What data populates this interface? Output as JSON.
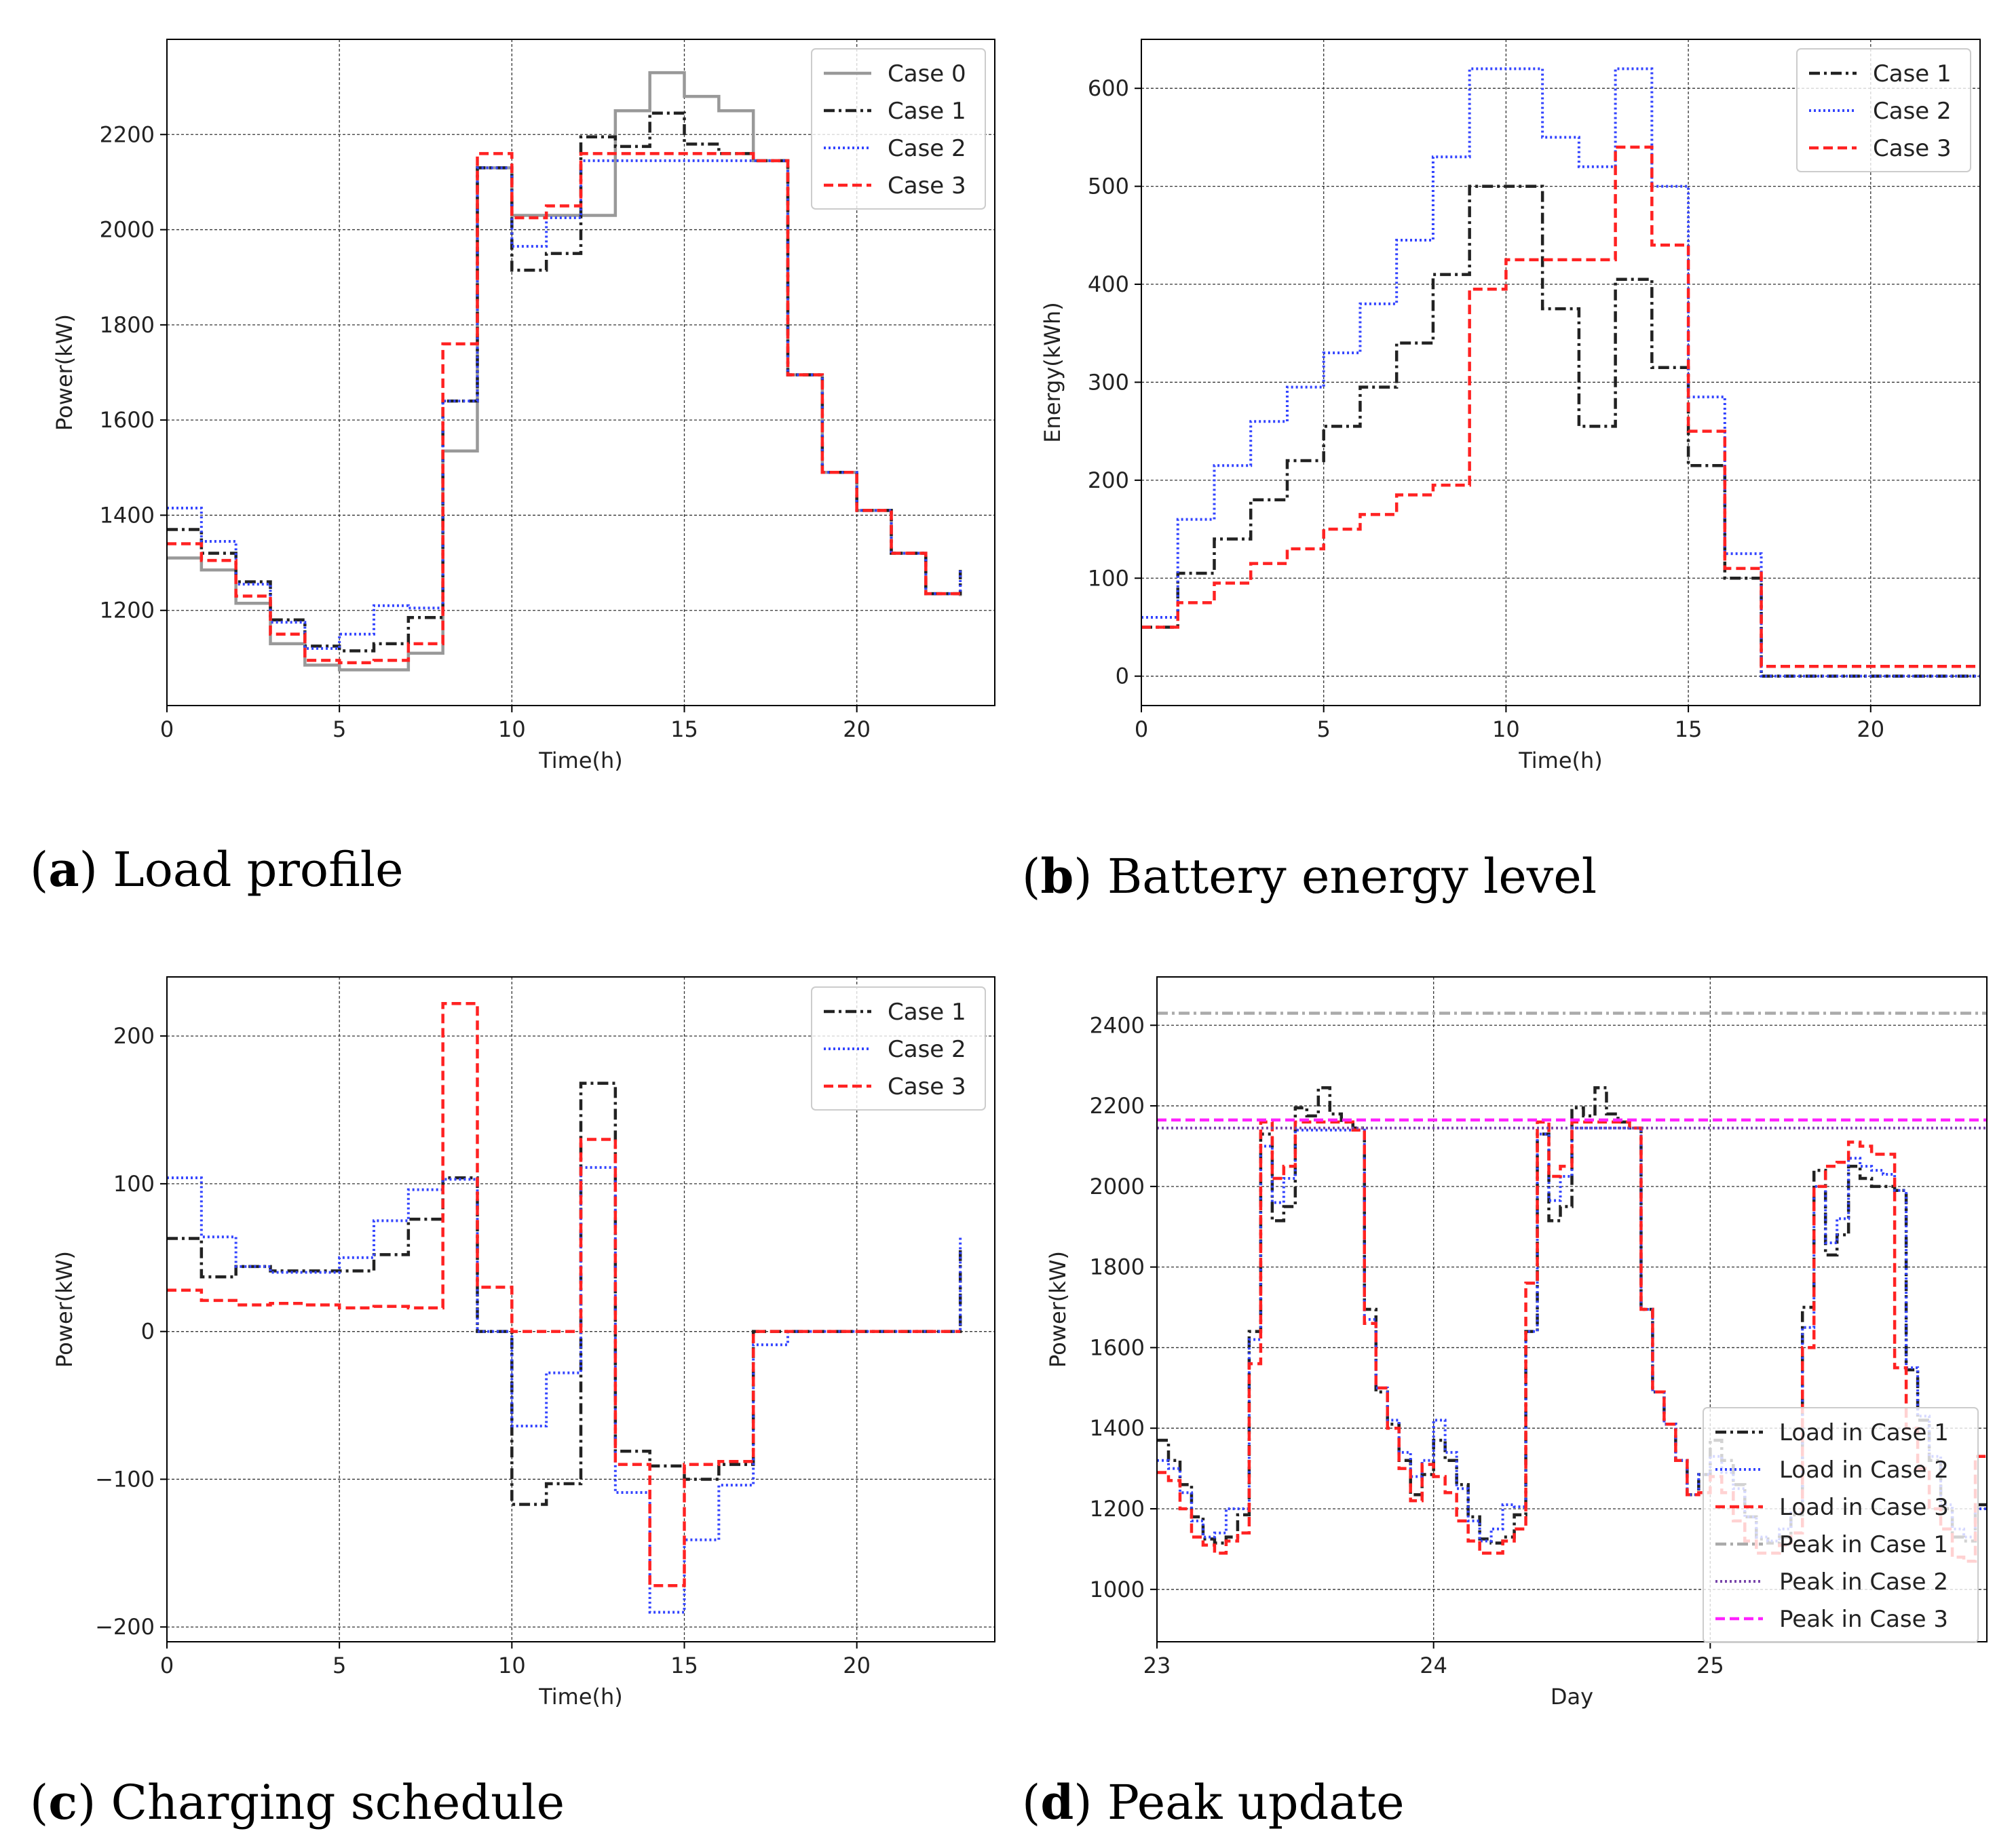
{
  "figure": {
    "panels": [
      {
        "letter": "a",
        "caption": "Load profile"
      },
      {
        "letter": "b",
        "caption": "Battery energy level"
      },
      {
        "letter": "c",
        "caption": "Charging schedule"
      },
      {
        "letter": "d",
        "caption": "Peak update"
      }
    ]
  },
  "colors": {
    "case0": "#999999",
    "case1": "#222222",
    "case2": "#3344ff",
    "case3": "#ff2222",
    "peak1": "#aaaaaa",
    "peak2": "#7744aa",
    "peak3": "#ff22ff"
  },
  "chart_data": [
    {
      "id": "a",
      "type": "line",
      "step": true,
      "title": "",
      "xlabel": "Time(h)",
      "ylabel": "Power(kW)",
      "xlim": [
        0,
        24
      ],
      "ylim": [
        1000,
        2400
      ],
      "xticks": [
        0,
        5,
        10,
        15,
        20
      ],
      "yticks": [
        1200,
        1400,
        1600,
        1800,
        2000,
        2200
      ],
      "legend_position": "top-right",
      "x": [
        0,
        1,
        2,
        3,
        4,
        5,
        6,
        7,
        8,
        9,
        10,
        11,
        12,
        13,
        14,
        15,
        16,
        17,
        18,
        19,
        20,
        21,
        22,
        23
      ],
      "series": [
        {
          "name": "Case 0",
          "style": "solid",
          "color": "case0",
          "values": [
            1310,
            1285,
            1215,
            1130,
            1085,
            1075,
            1075,
            1110,
            1535,
            2130,
            2030,
            2030,
            2030,
            2250,
            2330,
            2280,
            2250,
            2145,
            1695,
            1490,
            1410,
            1320,
            1235,
            1230
          ]
        },
        {
          "name": "Case 1",
          "style": "dashdot",
          "color": "case1",
          "values": [
            1370,
            1320,
            1260,
            1180,
            1125,
            1115,
            1130,
            1185,
            1640,
            2130,
            1915,
            1950,
            2195,
            2175,
            2245,
            2180,
            2160,
            2145,
            1695,
            1490,
            1410,
            1320,
            1235,
            1285
          ]
        },
        {
          "name": "Case 2",
          "style": "dotted",
          "color": "case2",
          "values": [
            1415,
            1345,
            1255,
            1175,
            1120,
            1150,
            1210,
            1205,
            1640,
            2130,
            1965,
            2025,
            2145,
            2145,
            2145,
            2145,
            2145,
            2145,
            1695,
            1490,
            1410,
            1320,
            1235,
            1285
          ]
        },
        {
          "name": "Case 3",
          "style": "dashed",
          "color": "case3",
          "values": [
            1340,
            1305,
            1230,
            1150,
            1095,
            1090,
            1095,
            1130,
            1760,
            2160,
            2025,
            2050,
            2160,
            2160,
            2160,
            2160,
            2160,
            2145,
            1695,
            1490,
            1410,
            1320,
            1235,
            1240
          ]
        }
      ]
    },
    {
      "id": "b",
      "type": "line",
      "step": true,
      "title": "",
      "xlabel": "Time(h)",
      "ylabel": "Energy(kWh)",
      "xlim": [
        0,
        23
      ],
      "ylim": [
        -30,
        650
      ],
      "xticks": [
        0,
        5,
        10,
        15,
        20
      ],
      "yticks": [
        0,
        100,
        200,
        300,
        400,
        500,
        600
      ],
      "legend_position": "top-right",
      "x": [
        0,
        1,
        2,
        3,
        4,
        5,
        6,
        7,
        8,
        9,
        10,
        11,
        12,
        13,
        14,
        15,
        16,
        17,
        18,
        19,
        20,
        21,
        22,
        23
      ],
      "series": [
        {
          "name": "Case 1",
          "style": "dashdot",
          "color": "case1",
          "values": [
            50,
            105,
            140,
            180,
            220,
            255,
            295,
            340,
            410,
            500,
            500,
            375,
            255,
            405,
            315,
            215,
            100,
            0,
            0,
            0,
            0,
            0,
            0,
            0
          ]
        },
        {
          "name": "Case 2",
          "style": "dotted",
          "color": "case2",
          "values": [
            60,
            160,
            215,
            260,
            295,
            330,
            380,
            445,
            530,
            620,
            620,
            550,
            520,
            620,
            500,
            285,
            125,
            0,
            0,
            0,
            0,
            0,
            0,
            0
          ]
        },
        {
          "name": "Case 3",
          "style": "dashed",
          "color": "case3",
          "values": [
            50,
            75,
            95,
            115,
            130,
            150,
            165,
            185,
            195,
            395,
            425,
            425,
            425,
            540,
            440,
            250,
            110,
            10,
            10,
            10,
            10,
            10,
            10,
            10
          ]
        }
      ]
    },
    {
      "id": "c",
      "type": "line",
      "step": true,
      "title": "",
      "xlabel": "Time(h)",
      "ylabel": "Power(kW)",
      "xlim": [
        0,
        24
      ],
      "ylim": [
        -210,
        240
      ],
      "xticks": [
        0,
        5,
        10,
        15,
        20
      ],
      "yticks": [
        -200,
        -100,
        0,
        100,
        200
      ],
      "legend_position": "top-right",
      "x": [
        0,
        1,
        2,
        3,
        4,
        5,
        6,
        7,
        8,
        9,
        10,
        11,
        12,
        13,
        14,
        15,
        16,
        17,
        18,
        19,
        20,
        21,
        22,
        23
      ],
      "series": [
        {
          "name": "Case 1",
          "style": "dashdot",
          "color": "case1",
          "values": [
            63,
            37,
            44,
            41,
            41,
            41,
            52,
            76,
            104,
            0,
            -117,
            -103,
            168,
            -81,
            -91,
            -100,
            -90,
            0,
            0,
            0,
            0,
            0,
            0,
            55
          ]
        },
        {
          "name": "Case 2",
          "style": "dotted",
          "color": "case2",
          "values": [
            104,
            64,
            44,
            40,
            40,
            50,
            75,
            96,
            103,
            0,
            -64,
            -28,
            111,
            -109,
            -190,
            -141,
            -104,
            -9,
            0,
            0,
            0,
            0,
            0,
            65
          ]
        },
        {
          "name": "Case 3",
          "style": "dashed",
          "color": "case3",
          "values": [
            28,
            21,
            18,
            19,
            18,
            16,
            17,
            16,
            222,
            30,
            0,
            0,
            130,
            -90,
            -172,
            -90,
            -88,
            0,
            0,
            0,
            0,
            0,
            0,
            0
          ]
        }
      ]
    },
    {
      "id": "d",
      "type": "line",
      "step": true,
      "title": "",
      "xlabel": "Day",
      "ylabel": "Power(kW)",
      "xlim": [
        23,
        26
      ],
      "ylim": [
        870,
        2520
      ],
      "xticks": [
        23,
        24,
        25
      ],
      "yticks": [
        1000,
        1200,
        1400,
        1600,
        1800,
        2000,
        2200,
        2400
      ],
      "legend_position": "bottom-right",
      "hour_step_days": 0.0416667,
      "series": [
        {
          "name": "Load in Case 1",
          "style": "dashdot",
          "color": "case1",
          "values": [
            1370,
            1320,
            1260,
            1180,
            1125,
            1115,
            1130,
            1185,
            1640,
            2130,
            1915,
            1950,
            2195,
            2175,
            2245,
            2180,
            2160,
            2145,
            1695,
            1490,
            1410,
            1320,
            1235,
            1285,
            1370,
            1320,
            1260,
            1180,
            1125,
            1115,
            1130,
            1185,
            1640,
            2130,
            1915,
            1950,
            2195,
            2175,
            2245,
            2180,
            2160,
            2145,
            1695,
            1490,
            1410,
            1320,
            1235,
            1285,
            1370,
            1320,
            1260,
            1180,
            1125,
            1115,
            1130,
            1185,
            1700,
            2040,
            1830,
            1880,
            2050,
            2020,
            2000,
            2000,
            1990,
            1545,
            1420,
            1320,
            1200,
            1130,
            1120,
            1210
          ]
        },
        {
          "name": "Load in Case 2",
          "style": "dotted",
          "color": "case2",
          "values": [
            1320,
            1300,
            1240,
            1170,
            1130,
            1140,
            1200,
            1200,
            1620,
            2100,
            1960,
            2020,
            2140,
            2140,
            2140,
            2140,
            2140,
            2140,
            1670,
            1500,
            1420,
            1340,
            1280,
            1320,
            1420,
            1340,
            1250,
            1170,
            1120,
            1150,
            1210,
            1205,
            1640,
            2130,
            1965,
            2025,
            2145,
            2145,
            2145,
            2145,
            2145,
            2145,
            1695,
            1490,
            1410,
            1320,
            1235,
            1285,
            1330,
            1290,
            1250,
            1180,
            1130,
            1120,
            1150,
            1190,
            1650,
            2000,
            1860,
            1920,
            2070,
            2050,
            2040,
            2030,
            1990,
            1550,
            1430,
            1330,
            1210,
            1150,
            1130,
            1200
          ]
        },
        {
          "name": "Load in Case 3",
          "style": "dashed",
          "color": "case3",
          "values": [
            1290,
            1270,
            1200,
            1130,
            1110,
            1090,
            1120,
            1140,
            1560,
            2160,
            2020,
            2050,
            2160,
            2160,
            2160,
            2160,
            2160,
            2140,
            1660,
            1500,
            1400,
            1300,
            1220,
            1310,
            1280,
            1240,
            1170,
            1120,
            1090,
            1090,
            1120,
            1150,
            1760,
            2160,
            2025,
            2050,
            2160,
            2160,
            2160,
            2160,
            2160,
            2145,
            1695,
            1490,
            1410,
            1320,
            1235,
            1240,
            1280,
            1240,
            1170,
            1120,
            1090,
            1090,
            1110,
            1140,
            1600,
            2000,
            2050,
            2060,
            2110,
            2100,
            2080,
            2080,
            1550,
            1400,
            1300,
            1200,
            1150,
            1080,
            1070,
            1330
          ]
        },
        {
          "name": "Peak in Case 1",
          "style": "dashdot",
          "color": "peak1",
          "constant": 2430
        },
        {
          "name": "Peak in Case 2",
          "style": "dotted",
          "color": "peak2",
          "constant": 2145
        },
        {
          "name": "Peak in Case 3",
          "style": "dashed",
          "color": "peak3",
          "constant": 2165
        }
      ]
    }
  ]
}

|---|

_TASK REQUIREMENTS:_
Say how many lines above hold the word "caption", giving only the count.

_RESULT BELOW:_
4